┌────────
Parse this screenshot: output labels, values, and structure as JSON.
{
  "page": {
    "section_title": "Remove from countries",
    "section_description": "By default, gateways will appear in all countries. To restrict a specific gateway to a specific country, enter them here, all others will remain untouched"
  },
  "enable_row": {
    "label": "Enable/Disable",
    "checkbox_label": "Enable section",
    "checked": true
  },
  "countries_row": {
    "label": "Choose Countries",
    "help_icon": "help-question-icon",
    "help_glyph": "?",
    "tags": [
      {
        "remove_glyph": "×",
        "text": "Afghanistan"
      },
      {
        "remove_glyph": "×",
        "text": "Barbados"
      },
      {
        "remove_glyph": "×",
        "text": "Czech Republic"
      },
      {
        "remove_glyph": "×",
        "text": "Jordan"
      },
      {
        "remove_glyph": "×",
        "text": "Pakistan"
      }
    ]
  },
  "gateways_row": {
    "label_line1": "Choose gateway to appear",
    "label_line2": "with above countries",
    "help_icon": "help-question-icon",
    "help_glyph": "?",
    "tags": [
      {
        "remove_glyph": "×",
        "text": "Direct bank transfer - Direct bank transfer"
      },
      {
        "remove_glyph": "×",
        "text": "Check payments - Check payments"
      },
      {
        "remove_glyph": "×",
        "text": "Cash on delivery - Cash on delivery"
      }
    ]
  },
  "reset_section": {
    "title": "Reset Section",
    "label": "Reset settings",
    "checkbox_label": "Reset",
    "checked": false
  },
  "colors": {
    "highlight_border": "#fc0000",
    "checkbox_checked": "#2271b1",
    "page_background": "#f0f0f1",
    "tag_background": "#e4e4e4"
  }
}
└────────
┌────────
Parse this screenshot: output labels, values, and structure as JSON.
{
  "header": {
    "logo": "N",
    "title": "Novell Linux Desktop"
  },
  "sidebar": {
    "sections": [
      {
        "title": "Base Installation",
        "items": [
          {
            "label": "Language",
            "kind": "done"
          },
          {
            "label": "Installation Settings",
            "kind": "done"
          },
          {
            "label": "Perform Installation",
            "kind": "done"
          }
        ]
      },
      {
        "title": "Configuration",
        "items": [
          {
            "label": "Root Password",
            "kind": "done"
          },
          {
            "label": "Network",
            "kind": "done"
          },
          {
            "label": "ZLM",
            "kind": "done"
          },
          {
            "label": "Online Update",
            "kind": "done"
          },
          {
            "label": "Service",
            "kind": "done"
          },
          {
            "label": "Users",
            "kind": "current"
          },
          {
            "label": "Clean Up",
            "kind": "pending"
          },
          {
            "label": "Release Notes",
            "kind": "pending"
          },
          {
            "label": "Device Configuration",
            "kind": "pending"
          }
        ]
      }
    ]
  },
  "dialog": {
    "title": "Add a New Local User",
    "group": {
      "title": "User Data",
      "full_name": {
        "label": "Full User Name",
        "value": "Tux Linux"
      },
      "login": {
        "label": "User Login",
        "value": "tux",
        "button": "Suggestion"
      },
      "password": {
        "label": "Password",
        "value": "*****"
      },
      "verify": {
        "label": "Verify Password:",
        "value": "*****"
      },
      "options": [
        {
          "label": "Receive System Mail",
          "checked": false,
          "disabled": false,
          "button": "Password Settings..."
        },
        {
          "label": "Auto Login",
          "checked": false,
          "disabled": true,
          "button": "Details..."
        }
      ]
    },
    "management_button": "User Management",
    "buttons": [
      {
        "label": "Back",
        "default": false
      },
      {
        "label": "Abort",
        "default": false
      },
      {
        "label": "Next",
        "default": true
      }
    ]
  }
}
└────────
Copy out each line that contains the word "text".

        "text": "Afghanistan"
        "text": "Barbados"
        "text": "Czech Republic"
        "text": "Jordan"
        "text": "Pakistan"
        "text": "Direct bank transfer - Direct bank transfer"
        "text": "Check payments - Check payments"
        "text": "Cash on delivery - Cash on delivery"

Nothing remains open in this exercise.